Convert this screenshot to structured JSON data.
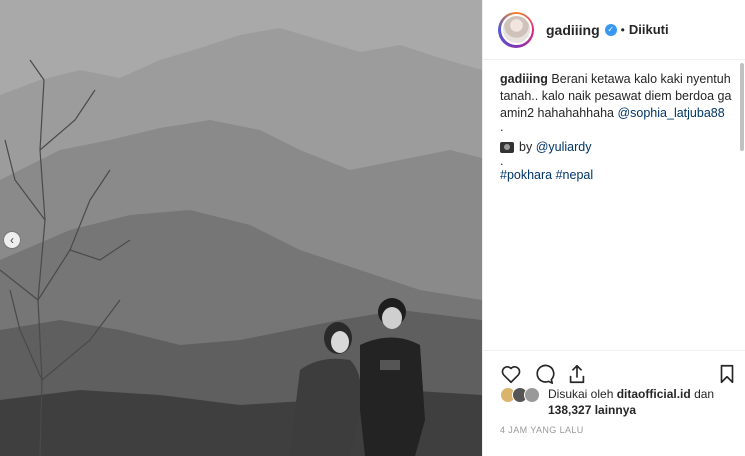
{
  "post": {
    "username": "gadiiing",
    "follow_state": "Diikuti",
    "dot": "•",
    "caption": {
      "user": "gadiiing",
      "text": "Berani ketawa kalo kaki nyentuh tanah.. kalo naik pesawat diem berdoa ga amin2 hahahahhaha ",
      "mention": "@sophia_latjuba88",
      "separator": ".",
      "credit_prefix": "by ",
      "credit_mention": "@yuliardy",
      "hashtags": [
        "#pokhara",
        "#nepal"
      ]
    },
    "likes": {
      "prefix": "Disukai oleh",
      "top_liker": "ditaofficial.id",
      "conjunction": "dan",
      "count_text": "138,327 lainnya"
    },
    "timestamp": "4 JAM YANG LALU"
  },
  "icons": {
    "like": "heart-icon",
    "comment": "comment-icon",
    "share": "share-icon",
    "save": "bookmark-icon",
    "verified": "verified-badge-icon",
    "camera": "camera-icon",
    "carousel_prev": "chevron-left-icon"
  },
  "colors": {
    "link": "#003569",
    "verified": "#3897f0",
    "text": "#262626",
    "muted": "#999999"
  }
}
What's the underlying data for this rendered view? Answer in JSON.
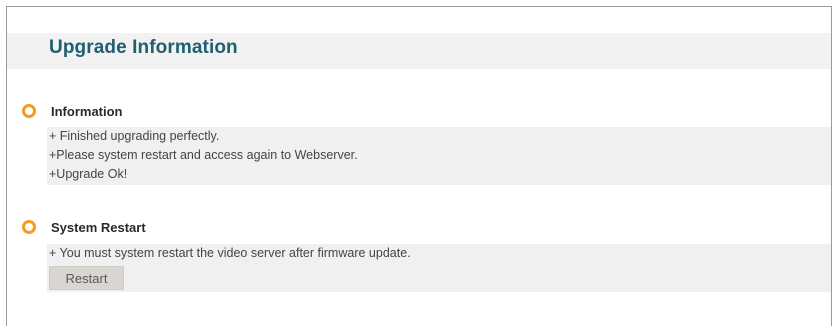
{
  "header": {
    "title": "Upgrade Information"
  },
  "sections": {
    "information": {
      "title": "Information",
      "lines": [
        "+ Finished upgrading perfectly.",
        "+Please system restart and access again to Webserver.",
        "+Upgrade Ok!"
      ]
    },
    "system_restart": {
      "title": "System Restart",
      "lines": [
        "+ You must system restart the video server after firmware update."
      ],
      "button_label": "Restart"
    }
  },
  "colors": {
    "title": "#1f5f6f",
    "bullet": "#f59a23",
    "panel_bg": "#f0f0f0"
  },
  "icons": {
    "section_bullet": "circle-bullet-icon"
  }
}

+++

[What the task asks]
All lines above with "bullet" in them should be returned.

[Full answer]
    "bullet": "#f59a23",
    "section_bullet": "circle-bullet-icon"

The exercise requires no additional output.